Re: [PATCH V6 05/10] audit: log creation and deletion of namespace instances

From: Steve Grubb
Date: Thu May 14 2015 - 10:57:24 EST


On Tuesday, May 12, 2015 03:57:59 PM Richard Guy Briggs wrote:
> On 15/05/05, Steve Grubb wrote:
> > I think there needs to be some more discussion around this. It seems like
> > this is not exactly recording things that are useful for audit.
>
> It seems to me that either audit has to assemble that information, or
> the kernel has to do so. The kernel doesn't know about containers
> (yet?).

Auditing is something that has a lot of requirements imposed on it by security
standards. There was no requirement to have an auid until audit came along and
said that uid is not good enough to know who is issuing commands because of su
or sudo. There was no requirement for sessionid until we had to track each
action back to a login so we could see if the login came from the expected
place.

What I am saying is we have the same situation. Audit needs to track a
container and we need an ID. The information that is being logged is not
useful for auditing. Maybe someone wants that info in syslog, but I doubt it.
The audit trail's purpose is to allow a security officer to reconstruct the
events to determine what happened during some security incident.

What is asked.
a) Quote the audit patch reply from the words containing "What I am saying" through the words "some security incident.".
b) List every date that appears in the audit patch reply.

Data excerpt.
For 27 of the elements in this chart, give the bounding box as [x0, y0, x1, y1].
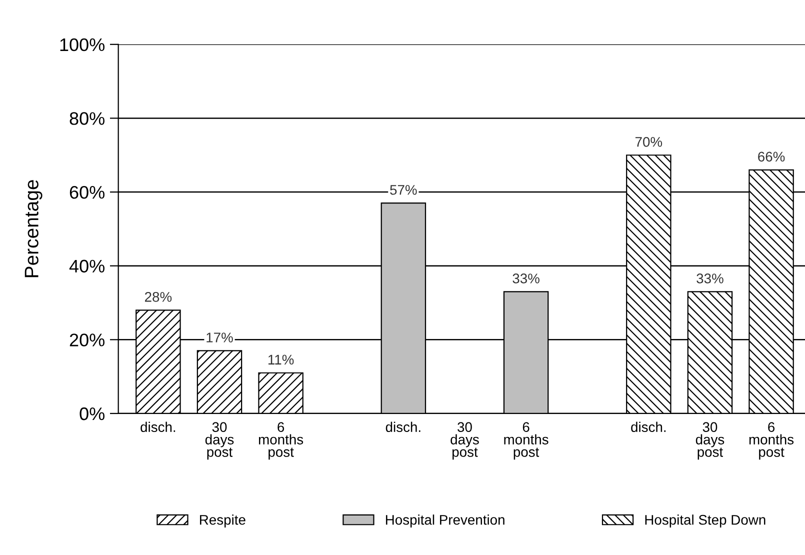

Task-by-task solutions.
a)
What I am saying is we have the same situation. Audit needs to track a
container and we need an ID. The information that is being logged is not
useful for auditing. Maybe someone wants that info in syslog, but I doubt it.
The audit trail's purpose is to allow a security officer to reconstruct the
events to determine what happened during some security incident.

b)
- Thu May 14 2015
- Tuesday, May 12, 2015
- 15/05/05